> **Instructions to follow**:
Count every line that has the word "sine". Give the number, without anything more.

> **Available records**:

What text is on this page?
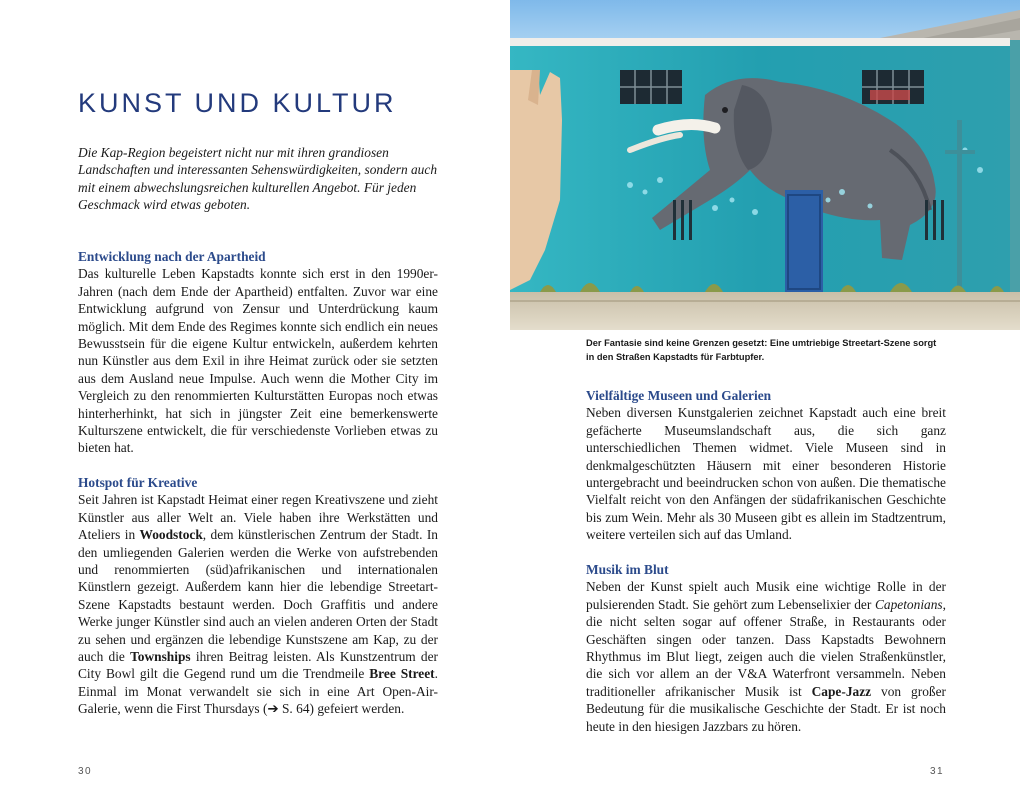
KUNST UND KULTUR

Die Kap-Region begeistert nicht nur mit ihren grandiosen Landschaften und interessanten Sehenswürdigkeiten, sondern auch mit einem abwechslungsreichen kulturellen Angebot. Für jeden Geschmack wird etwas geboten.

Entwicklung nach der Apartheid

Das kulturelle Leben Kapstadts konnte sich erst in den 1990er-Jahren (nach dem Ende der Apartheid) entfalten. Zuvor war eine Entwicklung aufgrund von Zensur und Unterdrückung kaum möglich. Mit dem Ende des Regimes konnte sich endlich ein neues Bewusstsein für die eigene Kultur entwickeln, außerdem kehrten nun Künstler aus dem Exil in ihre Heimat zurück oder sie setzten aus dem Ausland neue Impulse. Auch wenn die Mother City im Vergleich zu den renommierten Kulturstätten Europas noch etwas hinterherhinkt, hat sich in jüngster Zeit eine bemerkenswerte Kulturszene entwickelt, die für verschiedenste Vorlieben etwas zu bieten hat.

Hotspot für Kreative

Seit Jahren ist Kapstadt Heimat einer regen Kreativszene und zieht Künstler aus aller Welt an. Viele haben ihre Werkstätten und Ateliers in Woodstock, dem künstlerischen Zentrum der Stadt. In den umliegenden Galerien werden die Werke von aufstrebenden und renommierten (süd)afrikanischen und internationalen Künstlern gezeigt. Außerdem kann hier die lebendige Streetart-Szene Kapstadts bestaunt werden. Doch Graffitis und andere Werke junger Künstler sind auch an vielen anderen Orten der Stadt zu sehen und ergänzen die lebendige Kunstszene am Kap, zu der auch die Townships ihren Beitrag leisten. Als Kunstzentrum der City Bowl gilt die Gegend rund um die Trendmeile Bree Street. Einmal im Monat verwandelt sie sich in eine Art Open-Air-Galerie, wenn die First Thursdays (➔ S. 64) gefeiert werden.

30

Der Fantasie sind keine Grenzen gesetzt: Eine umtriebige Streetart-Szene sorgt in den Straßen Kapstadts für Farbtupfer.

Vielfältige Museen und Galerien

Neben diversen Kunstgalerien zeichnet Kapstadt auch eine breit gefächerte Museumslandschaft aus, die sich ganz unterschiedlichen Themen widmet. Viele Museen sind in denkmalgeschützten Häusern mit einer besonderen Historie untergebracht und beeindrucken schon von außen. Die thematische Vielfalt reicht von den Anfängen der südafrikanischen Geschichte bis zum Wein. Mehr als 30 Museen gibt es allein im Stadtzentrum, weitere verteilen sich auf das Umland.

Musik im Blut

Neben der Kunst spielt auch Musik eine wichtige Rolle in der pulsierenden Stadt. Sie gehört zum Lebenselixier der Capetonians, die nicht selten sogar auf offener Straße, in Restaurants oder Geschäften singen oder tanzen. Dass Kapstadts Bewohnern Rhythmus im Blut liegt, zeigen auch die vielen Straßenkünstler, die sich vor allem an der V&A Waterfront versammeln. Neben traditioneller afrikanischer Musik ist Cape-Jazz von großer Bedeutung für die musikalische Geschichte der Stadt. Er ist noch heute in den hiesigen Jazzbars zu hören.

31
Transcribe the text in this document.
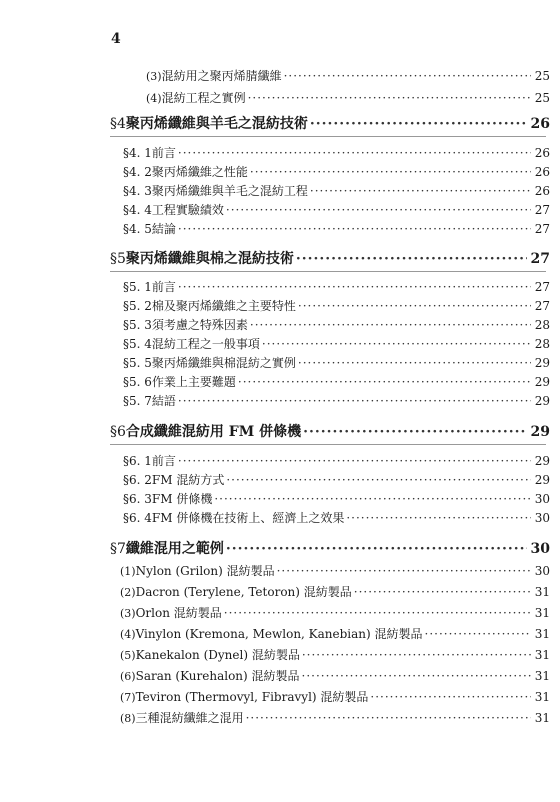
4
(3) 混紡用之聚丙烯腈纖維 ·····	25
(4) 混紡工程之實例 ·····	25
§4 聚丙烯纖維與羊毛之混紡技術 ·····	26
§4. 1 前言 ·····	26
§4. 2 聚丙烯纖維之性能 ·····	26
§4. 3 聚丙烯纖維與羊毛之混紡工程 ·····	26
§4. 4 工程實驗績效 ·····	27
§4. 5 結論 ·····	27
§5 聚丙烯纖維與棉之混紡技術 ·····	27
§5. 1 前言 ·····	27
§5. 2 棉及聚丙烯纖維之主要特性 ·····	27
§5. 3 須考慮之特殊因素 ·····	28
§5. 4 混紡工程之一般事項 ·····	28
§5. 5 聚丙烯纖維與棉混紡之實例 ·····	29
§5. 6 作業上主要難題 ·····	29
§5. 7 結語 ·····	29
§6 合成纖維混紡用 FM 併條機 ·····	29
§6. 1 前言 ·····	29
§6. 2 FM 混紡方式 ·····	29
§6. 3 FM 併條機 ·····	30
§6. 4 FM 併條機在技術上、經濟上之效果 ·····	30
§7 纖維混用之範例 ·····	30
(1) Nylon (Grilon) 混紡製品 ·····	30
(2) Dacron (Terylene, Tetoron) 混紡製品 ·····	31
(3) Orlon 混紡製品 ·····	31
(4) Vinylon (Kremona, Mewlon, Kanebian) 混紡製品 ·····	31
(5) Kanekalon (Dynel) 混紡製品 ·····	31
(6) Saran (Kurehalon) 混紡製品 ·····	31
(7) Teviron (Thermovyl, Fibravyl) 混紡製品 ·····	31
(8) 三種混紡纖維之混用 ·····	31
==
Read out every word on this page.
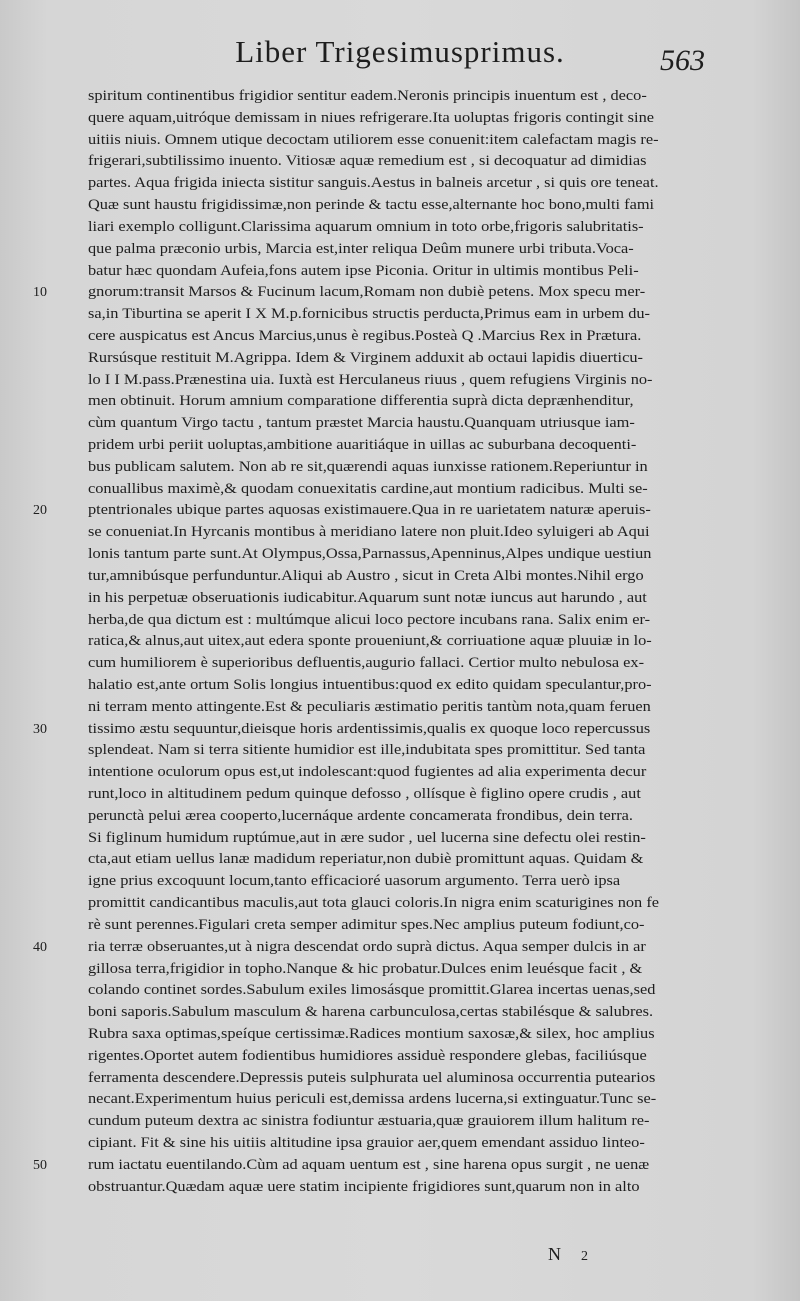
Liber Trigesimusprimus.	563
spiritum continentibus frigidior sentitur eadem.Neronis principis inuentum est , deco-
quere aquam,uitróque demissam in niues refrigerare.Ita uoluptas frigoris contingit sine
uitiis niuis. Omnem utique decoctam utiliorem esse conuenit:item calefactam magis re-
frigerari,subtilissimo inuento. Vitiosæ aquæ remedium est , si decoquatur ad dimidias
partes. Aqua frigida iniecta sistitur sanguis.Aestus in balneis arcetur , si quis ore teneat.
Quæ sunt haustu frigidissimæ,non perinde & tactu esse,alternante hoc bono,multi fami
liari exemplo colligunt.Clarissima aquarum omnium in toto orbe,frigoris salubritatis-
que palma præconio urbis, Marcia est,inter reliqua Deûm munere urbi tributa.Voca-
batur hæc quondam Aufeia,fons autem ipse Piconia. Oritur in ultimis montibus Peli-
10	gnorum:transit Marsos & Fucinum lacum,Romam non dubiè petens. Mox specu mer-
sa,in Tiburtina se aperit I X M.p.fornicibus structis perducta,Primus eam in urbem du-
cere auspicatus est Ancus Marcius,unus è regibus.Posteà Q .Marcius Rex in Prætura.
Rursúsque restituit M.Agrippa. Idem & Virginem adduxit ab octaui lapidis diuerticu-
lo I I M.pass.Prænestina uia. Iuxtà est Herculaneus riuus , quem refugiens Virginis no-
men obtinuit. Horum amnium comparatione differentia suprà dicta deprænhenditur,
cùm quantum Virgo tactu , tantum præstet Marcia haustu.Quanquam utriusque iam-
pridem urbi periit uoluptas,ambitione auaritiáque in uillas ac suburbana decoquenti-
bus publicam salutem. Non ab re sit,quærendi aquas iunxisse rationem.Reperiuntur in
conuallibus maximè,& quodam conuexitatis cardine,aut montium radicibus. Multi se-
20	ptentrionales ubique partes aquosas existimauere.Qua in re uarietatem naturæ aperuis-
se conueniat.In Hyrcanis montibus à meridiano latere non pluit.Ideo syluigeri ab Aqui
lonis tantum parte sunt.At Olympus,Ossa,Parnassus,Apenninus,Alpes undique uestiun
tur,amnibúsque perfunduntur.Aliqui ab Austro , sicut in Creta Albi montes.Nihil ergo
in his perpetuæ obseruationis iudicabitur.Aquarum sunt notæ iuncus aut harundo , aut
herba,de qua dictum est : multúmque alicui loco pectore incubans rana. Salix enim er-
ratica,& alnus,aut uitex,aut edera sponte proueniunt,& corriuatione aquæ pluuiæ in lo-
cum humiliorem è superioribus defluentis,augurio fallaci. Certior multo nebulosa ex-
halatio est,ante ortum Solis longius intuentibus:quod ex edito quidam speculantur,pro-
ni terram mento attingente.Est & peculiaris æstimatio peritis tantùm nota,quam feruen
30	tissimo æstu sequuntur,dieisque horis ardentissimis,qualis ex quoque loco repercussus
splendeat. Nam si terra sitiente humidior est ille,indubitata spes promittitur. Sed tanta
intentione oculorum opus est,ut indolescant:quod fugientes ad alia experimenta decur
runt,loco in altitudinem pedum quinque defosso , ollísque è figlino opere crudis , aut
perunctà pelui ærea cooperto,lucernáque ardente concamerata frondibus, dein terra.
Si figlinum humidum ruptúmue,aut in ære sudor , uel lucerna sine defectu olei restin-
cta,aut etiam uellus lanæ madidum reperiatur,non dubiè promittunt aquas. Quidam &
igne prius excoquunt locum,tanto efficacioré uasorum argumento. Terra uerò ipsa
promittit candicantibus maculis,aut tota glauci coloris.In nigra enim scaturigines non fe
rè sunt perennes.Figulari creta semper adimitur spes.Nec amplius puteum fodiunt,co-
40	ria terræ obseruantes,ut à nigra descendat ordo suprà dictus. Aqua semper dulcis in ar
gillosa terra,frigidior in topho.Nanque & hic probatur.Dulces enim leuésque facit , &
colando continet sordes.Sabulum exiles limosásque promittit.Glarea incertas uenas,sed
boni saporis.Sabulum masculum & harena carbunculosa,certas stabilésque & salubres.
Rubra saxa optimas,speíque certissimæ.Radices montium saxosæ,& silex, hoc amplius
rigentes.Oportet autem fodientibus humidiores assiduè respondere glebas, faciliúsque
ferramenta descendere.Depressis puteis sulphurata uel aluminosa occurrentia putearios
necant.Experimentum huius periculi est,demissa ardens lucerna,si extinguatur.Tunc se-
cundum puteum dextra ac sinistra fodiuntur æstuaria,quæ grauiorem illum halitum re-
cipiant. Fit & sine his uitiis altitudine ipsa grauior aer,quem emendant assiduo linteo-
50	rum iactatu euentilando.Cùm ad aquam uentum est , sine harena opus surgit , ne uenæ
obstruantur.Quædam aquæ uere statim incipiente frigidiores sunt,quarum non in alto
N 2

> **Result of this exercise**:
4